◆ Exercise brief: Reproduce all of the material word for word.

◆ Material supplied:
--------------------------------

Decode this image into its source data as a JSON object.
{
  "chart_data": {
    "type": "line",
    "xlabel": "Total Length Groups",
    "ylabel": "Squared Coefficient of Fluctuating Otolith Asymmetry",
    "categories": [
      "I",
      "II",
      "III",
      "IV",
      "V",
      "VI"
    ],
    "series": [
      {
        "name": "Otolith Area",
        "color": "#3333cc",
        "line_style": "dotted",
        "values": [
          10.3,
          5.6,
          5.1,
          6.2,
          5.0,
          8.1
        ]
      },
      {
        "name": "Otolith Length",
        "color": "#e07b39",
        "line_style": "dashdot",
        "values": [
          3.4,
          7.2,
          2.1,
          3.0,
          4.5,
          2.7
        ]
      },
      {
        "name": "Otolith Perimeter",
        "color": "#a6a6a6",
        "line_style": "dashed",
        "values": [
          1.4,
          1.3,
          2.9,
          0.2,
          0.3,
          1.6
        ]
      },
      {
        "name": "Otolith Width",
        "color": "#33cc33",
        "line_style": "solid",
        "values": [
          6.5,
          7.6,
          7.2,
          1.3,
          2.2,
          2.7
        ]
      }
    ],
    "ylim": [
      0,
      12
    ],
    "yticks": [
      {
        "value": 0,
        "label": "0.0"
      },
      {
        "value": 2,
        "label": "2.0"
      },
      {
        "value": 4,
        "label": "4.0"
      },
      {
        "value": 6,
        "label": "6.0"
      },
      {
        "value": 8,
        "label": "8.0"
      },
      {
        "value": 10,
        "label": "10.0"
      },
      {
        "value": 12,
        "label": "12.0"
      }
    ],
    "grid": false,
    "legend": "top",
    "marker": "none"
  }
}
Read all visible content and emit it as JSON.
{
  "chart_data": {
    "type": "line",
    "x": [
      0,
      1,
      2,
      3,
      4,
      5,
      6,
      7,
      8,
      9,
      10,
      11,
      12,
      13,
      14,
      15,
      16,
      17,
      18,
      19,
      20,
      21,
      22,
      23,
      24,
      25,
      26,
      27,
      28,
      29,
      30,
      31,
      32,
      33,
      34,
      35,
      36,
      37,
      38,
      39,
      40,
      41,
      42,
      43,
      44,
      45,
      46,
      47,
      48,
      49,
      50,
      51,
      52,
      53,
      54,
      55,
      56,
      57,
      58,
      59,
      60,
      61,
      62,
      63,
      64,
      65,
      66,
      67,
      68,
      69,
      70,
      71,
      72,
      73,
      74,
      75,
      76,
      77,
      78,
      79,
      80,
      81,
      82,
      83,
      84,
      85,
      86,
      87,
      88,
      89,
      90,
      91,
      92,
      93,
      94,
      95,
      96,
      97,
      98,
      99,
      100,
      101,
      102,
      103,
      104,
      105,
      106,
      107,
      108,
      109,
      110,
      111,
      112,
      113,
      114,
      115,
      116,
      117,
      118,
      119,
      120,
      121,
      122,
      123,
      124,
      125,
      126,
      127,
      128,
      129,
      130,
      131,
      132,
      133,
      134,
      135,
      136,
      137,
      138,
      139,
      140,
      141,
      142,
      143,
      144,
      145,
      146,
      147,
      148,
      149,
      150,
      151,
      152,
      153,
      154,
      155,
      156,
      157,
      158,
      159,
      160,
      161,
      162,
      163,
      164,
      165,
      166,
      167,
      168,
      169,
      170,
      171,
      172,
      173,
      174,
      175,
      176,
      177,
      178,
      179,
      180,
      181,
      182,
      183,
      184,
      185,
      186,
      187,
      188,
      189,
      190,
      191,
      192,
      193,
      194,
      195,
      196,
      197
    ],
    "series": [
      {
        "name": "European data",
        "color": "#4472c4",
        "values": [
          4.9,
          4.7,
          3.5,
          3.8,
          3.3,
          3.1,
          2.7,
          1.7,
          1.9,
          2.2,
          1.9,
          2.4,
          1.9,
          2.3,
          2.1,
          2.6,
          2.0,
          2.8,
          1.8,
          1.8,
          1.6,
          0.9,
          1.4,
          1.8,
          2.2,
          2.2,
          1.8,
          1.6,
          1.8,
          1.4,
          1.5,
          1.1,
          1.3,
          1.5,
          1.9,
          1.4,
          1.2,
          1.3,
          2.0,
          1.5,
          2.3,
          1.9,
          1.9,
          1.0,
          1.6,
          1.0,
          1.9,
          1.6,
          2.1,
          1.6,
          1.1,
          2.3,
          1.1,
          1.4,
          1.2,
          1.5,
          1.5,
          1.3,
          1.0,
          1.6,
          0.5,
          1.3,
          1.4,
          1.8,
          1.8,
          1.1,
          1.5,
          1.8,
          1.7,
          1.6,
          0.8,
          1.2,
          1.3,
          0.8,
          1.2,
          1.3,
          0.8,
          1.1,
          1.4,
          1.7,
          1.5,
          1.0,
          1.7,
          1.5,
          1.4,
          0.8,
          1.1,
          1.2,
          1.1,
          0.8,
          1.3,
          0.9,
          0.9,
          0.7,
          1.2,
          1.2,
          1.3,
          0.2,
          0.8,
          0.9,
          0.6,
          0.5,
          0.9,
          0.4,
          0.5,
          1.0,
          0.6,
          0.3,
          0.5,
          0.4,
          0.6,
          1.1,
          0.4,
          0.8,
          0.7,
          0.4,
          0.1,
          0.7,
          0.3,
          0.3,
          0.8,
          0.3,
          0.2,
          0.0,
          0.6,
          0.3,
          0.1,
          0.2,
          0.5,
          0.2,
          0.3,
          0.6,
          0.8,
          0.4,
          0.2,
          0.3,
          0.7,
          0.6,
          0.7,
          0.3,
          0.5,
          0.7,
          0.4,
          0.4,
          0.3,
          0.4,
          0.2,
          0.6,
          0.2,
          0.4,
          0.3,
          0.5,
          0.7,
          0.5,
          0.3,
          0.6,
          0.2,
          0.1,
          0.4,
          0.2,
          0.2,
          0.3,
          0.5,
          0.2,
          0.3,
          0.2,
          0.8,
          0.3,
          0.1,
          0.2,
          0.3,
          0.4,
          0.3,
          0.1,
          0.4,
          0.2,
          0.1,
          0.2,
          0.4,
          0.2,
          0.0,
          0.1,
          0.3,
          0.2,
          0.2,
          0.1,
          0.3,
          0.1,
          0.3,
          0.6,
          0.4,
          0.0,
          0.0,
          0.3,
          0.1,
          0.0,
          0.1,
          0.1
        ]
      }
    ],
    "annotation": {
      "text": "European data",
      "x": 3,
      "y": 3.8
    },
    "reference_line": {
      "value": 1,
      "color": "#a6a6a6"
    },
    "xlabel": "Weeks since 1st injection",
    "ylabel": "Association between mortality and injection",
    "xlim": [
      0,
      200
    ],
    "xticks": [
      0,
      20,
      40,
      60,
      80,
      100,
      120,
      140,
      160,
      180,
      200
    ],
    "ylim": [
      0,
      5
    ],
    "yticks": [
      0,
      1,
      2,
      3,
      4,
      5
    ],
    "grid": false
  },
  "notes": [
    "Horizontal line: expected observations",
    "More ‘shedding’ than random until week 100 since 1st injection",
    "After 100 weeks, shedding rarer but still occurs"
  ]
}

--------------------------------

◆ Final result:
Decode this image into its source data as a JSON object.
{
  "chart_data": {
    "type": "line",
    "xlabel": "Total Length Groups",
    "ylabel": "Squared Coefficient of Fluctuating Otolith Asymmetry",
    "categories": [
      "I",
      "II",
      "III",
      "IV",
      "V",
      "VI"
    ],
    "series": [
      {
        "name": "Otolith Area",
        "color": "#3333cc",
        "line_style": "dotted",
        "values": [
          10.3,
          5.6,
          5.1,
          6.2,
          5.0,
          8.1
        ]
      },
      {
        "name": "Otolith Length",
        "color": "#e07b39",
        "line_style": "dashdot",
        "values": [
          3.4,
          7.2,
          2.1,
          3.0,
          4.5,
          2.7
        ]
      },
      {
        "name": "Otolith Perimeter",
        "color": "#a6a6a6",
        "line_style": "dashed",
        "values": [
          1.4,
          1.3,
          2.9,
          0.2,
          0.3,
          1.6
        ]
      },
      {
        "name": "Otolith Width",
        "color": "#33cc33",
        "line_style": "solid",
        "values": [
          6.5,
          7.6,
          7.2,
          1.3,
          2.2,
          2.7
        ]
      }
    ],
    "ylim": [
      0,
      12
    ],
    "yticks": [
      {
        "value": 0,
        "label": "0.0"
      },
      {
        "value": 2,
        "label": "2.0"
      },
      {
        "value": 4,
        "label": "4.0"
      },
      {
        "value": 6,
        "label": "6.0"
      },
      {
        "value": 8,
        "label": "8.0"
      },
      {
        "value": 10,
        "label": "10.0"
      },
      {
        "value": 12,
        "label": "12.0"
      }
    ],
    "grid": false,
    "legend": "top",
    "marker": "none"
  }
}
Read all visible content and emit it as JSON.
{
  "chart_data": {
    "type": "line",
    "x": [
      0,
      1,
      2,
      3,
      4,
      5,
      6,
      7,
      8,
      9,
      10,
      11,
      12,
      13,
      14,
      15,
      16,
      17,
      18,
      19,
      20,
      21,
      22,
      23,
      24,
      25,
      26,
      27,
      28,
      29,
      30,
      31,
      32,
      33,
      34,
      35,
      36,
      37,
      38,
      39,
      40,
      41,
      42,
      43,
      44,
      45,
      46,
      47,
      48,
      49,
      50,
      51,
      52,
      53,
      54,
      55,
      56,
      57,
      58,
      59,
      60,
      61,
      62,
      63,
      64,
      65,
      66,
      67,
      68,
      69,
      70,
      71,
      72,
      73,
      74,
      75,
      76,
      77,
      78,
      79,
      80,
      81,
      82,
      83,
      84,
      85,
      86,
      87,
      88,
      89,
      90,
      91,
      92,
      93,
      94,
      95,
      96,
      97,
      98,
      99,
      100,
      101,
      102,
      103,
      104,
      105,
      106,
      107,
      108,
      109,
      110,
      111,
      112,
      113,
      114,
      115,
      116,
      117,
      118,
      119,
      120,
      121,
      122,
      123,
      124,
      125,
      126,
      127,
      128,
      129,
      130,
      131,
      132,
      133,
      134,
      135,
      136,
      137,
      138,
      139,
      140,
      141,
      142,
      143,
      144,
      145,
      146,
      147,
      148,
      149,
      150,
      151,
      152,
      153,
      154,
      155,
      156,
      157,
      158,
      159,
      160,
      161,
      162,
      163,
      164,
      165,
      166,
      167,
      168,
      169,
      170,
      171,
      172,
      173,
      174,
      175,
      176,
      177,
      178,
      179,
      180,
      181,
      182,
      183,
      184,
      185,
      186,
      187,
      188,
      189,
      190,
      191,
      192,
      193,
      194,
      195,
      196,
      197
    ],
    "series": [
      {
        "name": "European data",
        "color": "#4472c4",
        "values": [
          4.9,
          4.7,
          3.5,
          3.8,
          3.3,
          3.1,
          2.7,
          1.7,
          1.9,
          2.2,
          1.9,
          2.4,
          1.9,
          2.3,
          2.1,
          2.6,
          2.0,
          2.8,
          1.8,
          1.8,
          1.6,
          0.9,
          1.4,
          1.8,
          2.2,
          2.2,
          1.8,
          1.6,
          1.8,
          1.4,
          1.5,
          1.1,
          1.3,
          1.5,
          1.9,
          1.4,
          1.2,
          1.3,
          2.0,
          1.5,
          2.3,
          1.9,
          1.9,
          1.0,
          1.6,
          1.0,
          1.9,
          1.6,
          2.1,
          1.6,
          1.1,
          2.3,
          1.1,
          1.4,
          1.2,
          1.5,
          1.5,
          1.3,
          1.0,
          1.6,
          0.5,
          1.3,
          1.4,
          1.8,
          1.8,
          1.1,
          1.5,
          1.8,
          1.7,
          1.6,
          0.8,
          1.2,
          1.3,
          0.8,
          1.2,
          1.3,
          0.8,
          1.1,
          1.4,
          1.7,
          1.5,
          1.0,
          1.7,
          1.5,
          1.4,
          0.8,
          1.1,
          1.2,
          1.1,
          0.8,
          1.3,
          0.9,
          0.9,
          0.7,
          1.2,
          1.2,
          1.3,
          0.2,
          0.8,
          0.9,
          0.6,
          0.5,
          0.9,
          0.4,
          0.5,
          1.0,
          0.6,
          0.3,
          0.5,
          0.4,
          0.6,
          1.1,
          0.4,
          0.8,
          0.7,
          0.4,
          0.1,
          0.7,
          0.3,
          0.3,
          0.8,
          0.3,
          0.2,
          0.0,
          0.6,
          0.3,
          0.1,
          0.2,
          0.5,
          0.2,
          0.3,
          0.6,
          0.8,
          0.4,
          0.2,
          0.3,
          0.7,
          0.6,
          0.7,
          0.3,
          0.5,
          0.7,
          0.4,
          0.4,
          0.3,
          0.4,
          0.2,
          0.6,
          0.2,
          0.4,
          0.3,
          0.5,
          0.7,
          0.5,
          0.3,
          0.6,
          0.2,
          0.1,
          0.4,
          0.2,
          0.2,
          0.3,
          0.5,
          0.2,
          0.3,
          0.2,
          0.8,
          0.3,
          0.1,
          0.2,
          0.3,
          0.4,
          0.3,
          0.1,
          0.4,
          0.2,
          0.1,
          0.2,
          0.4,
          0.2,
          0.0,
          0.1,
          0.3,
          0.2,
          0.2,
          0.1,
          0.3,
          0.1,
          0.3,
          0.6,
          0.4,
          0.0,
          0.0,
          0.3,
          0.1,
          0.0,
          0.1,
          0.1
        ]
      }
    ],
    "annotation": {
      "text": "European data",
      "x": 3,
      "y": 3.8
    },
    "reference_line": {
      "value": 1,
      "color": "#a6a6a6"
    },
    "xlabel": "Weeks since 1st injection",
    "ylabel": "Association between mortality and injection",
    "xlim": [
      0,
      200
    ],
    "xticks": [
      0,
      20,
      40,
      60,
      80,
      100,
      120,
      140,
      160,
      180,
      200
    ],
    "ylim": [
      0,
      5
    ],
    "yticks": [
      0,
      1,
      2,
      3,
      4,
      5
    ],
    "grid": false
  },
  "notes": [
    "Horizontal line: expected observations",
    "More ‘shedding’ than random until week 100 since 1st injection",
    "After 100 weeks, shedding rarer but still occurs"
  ]
}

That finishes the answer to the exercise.